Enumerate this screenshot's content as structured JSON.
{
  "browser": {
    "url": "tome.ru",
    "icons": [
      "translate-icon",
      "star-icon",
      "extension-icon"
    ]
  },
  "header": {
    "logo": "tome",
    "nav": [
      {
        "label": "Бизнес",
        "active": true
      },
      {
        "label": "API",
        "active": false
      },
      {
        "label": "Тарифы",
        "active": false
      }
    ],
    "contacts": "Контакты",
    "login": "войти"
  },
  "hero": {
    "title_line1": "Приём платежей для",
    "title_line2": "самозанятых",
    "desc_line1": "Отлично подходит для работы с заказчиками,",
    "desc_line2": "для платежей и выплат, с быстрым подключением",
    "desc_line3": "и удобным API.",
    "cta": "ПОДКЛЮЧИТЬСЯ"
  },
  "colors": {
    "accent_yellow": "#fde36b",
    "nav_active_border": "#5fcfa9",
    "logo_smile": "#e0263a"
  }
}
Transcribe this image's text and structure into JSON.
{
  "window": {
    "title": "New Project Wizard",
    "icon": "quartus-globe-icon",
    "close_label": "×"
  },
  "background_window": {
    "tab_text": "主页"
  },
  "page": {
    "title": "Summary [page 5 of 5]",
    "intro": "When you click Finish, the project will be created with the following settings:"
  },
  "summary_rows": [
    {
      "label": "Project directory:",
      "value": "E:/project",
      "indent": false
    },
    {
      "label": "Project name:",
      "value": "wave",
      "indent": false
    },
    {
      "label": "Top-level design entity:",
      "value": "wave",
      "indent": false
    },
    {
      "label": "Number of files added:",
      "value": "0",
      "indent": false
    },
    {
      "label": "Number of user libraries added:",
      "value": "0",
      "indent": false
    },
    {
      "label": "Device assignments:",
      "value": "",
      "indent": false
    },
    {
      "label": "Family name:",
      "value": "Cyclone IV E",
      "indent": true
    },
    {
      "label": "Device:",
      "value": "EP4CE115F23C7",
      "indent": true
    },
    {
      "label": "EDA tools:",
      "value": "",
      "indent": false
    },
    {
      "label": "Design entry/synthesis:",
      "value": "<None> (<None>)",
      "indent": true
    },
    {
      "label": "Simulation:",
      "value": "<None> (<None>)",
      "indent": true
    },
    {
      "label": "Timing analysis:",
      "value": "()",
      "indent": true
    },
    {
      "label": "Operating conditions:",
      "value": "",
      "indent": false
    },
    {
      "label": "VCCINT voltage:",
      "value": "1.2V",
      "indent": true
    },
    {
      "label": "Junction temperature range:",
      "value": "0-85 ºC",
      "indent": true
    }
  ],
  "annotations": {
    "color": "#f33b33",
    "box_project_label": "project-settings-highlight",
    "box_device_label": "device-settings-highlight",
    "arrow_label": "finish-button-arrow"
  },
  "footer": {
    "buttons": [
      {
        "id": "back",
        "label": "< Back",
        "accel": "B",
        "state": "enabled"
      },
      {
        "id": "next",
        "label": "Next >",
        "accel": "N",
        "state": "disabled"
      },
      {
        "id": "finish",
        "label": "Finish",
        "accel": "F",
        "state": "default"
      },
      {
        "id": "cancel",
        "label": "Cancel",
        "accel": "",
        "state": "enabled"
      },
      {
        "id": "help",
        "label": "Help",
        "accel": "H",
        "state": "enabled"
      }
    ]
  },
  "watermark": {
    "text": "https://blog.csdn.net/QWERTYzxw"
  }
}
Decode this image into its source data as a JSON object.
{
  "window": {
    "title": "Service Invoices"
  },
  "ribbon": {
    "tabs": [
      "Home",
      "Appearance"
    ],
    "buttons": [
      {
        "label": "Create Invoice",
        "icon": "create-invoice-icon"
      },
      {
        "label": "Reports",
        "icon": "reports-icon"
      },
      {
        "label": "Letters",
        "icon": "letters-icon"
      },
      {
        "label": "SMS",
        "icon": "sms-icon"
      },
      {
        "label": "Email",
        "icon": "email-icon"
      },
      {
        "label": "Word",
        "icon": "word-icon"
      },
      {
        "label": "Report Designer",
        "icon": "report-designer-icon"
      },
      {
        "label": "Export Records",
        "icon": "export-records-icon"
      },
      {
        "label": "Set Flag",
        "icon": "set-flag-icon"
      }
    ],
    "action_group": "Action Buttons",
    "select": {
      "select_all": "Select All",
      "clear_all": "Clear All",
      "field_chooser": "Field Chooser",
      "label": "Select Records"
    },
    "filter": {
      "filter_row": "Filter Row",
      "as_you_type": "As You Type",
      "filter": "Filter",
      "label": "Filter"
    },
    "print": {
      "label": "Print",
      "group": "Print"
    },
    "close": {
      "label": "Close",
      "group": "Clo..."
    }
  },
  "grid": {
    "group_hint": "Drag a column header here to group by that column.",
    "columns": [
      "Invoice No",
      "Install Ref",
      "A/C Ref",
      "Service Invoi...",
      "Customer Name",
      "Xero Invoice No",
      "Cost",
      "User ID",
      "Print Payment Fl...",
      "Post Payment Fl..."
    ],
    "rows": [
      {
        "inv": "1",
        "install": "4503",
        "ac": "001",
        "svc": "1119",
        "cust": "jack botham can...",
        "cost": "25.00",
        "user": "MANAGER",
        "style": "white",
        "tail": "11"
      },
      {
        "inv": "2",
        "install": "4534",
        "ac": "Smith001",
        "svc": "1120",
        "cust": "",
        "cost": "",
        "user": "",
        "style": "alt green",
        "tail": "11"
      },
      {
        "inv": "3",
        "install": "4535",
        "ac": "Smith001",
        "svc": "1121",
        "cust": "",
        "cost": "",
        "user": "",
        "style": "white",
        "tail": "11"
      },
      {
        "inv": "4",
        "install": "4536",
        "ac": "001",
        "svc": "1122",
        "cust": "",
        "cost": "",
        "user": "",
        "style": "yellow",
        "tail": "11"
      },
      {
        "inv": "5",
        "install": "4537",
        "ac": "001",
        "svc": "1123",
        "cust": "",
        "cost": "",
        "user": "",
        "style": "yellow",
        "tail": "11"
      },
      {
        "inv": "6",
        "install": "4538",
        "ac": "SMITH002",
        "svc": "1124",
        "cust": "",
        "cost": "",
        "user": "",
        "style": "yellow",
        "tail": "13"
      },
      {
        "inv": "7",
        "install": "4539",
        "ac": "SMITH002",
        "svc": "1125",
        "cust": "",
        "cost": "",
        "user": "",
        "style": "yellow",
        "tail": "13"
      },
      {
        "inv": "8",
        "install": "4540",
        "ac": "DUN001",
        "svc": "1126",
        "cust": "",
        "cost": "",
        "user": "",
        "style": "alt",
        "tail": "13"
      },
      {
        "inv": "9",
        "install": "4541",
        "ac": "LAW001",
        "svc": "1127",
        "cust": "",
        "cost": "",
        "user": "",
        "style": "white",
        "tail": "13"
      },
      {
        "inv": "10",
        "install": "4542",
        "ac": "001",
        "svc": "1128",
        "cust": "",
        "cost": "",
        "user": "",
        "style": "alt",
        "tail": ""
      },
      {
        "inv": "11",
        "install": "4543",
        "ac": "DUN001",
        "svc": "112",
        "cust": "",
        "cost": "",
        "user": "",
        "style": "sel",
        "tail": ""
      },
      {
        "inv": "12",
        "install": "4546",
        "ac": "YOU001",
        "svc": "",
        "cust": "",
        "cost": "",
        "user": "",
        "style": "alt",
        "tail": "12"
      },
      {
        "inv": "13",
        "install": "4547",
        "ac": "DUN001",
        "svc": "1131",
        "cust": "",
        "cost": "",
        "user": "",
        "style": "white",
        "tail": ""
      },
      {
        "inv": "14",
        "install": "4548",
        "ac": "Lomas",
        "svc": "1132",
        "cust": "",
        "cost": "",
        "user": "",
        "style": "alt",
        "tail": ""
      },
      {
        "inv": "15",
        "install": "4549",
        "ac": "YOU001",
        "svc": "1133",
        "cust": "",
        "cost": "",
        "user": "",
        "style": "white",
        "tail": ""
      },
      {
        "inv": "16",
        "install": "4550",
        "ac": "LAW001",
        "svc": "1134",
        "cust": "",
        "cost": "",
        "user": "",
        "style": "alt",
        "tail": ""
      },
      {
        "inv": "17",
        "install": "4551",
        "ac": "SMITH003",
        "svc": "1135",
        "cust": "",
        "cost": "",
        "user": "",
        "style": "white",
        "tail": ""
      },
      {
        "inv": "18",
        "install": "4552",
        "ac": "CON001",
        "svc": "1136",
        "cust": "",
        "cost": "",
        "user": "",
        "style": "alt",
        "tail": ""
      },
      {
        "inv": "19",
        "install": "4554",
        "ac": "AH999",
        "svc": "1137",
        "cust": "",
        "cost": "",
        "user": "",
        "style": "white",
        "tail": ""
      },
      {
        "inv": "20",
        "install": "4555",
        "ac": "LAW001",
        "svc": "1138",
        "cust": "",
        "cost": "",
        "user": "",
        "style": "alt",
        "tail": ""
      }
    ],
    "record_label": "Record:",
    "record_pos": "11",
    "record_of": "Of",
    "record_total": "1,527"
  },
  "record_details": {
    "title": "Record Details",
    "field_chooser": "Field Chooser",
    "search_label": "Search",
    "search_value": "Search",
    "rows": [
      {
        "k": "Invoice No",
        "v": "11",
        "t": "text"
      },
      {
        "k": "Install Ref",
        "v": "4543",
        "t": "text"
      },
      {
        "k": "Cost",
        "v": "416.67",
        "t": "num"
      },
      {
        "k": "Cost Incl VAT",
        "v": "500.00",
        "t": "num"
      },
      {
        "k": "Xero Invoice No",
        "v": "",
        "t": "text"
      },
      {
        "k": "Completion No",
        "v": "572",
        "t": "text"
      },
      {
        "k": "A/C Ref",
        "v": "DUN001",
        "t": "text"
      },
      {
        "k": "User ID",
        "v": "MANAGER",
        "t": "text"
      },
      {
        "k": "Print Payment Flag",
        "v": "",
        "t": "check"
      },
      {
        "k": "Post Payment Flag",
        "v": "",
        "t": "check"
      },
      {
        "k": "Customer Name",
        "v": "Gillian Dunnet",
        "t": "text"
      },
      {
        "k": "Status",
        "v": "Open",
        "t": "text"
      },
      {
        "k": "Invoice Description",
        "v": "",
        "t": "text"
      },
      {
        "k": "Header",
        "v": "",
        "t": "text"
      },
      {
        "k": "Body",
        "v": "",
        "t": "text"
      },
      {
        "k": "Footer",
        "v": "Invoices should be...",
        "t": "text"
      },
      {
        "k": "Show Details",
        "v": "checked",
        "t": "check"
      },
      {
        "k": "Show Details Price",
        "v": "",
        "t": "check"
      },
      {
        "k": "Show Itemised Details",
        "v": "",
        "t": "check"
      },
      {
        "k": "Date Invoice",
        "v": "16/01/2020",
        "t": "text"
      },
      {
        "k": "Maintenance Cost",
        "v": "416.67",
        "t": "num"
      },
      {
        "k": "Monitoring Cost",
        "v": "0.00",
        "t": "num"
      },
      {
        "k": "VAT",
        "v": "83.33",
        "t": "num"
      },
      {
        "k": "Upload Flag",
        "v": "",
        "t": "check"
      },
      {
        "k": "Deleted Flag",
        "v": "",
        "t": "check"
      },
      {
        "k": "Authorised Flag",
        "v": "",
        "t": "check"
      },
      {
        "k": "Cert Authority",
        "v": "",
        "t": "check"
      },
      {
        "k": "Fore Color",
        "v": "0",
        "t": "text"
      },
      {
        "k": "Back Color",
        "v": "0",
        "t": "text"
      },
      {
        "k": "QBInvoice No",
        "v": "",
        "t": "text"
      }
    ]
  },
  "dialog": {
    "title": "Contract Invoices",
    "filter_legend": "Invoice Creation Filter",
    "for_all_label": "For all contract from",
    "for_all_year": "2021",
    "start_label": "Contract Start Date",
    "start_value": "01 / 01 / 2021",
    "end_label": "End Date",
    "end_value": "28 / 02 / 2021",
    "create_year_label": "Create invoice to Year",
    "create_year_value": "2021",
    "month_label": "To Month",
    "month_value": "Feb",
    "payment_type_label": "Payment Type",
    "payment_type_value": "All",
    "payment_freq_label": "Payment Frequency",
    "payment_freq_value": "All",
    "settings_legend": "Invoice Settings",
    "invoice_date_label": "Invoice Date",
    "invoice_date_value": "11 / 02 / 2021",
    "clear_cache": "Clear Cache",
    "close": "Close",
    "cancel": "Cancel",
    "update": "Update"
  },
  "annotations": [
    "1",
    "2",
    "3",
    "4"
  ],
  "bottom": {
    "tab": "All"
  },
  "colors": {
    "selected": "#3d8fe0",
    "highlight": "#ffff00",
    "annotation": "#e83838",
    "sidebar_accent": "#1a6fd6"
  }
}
----
- JOB
From the data above, work out how many lines contain the string "Invoices" and reply with only the number.

- ANSWER TO THE PROBLEM
3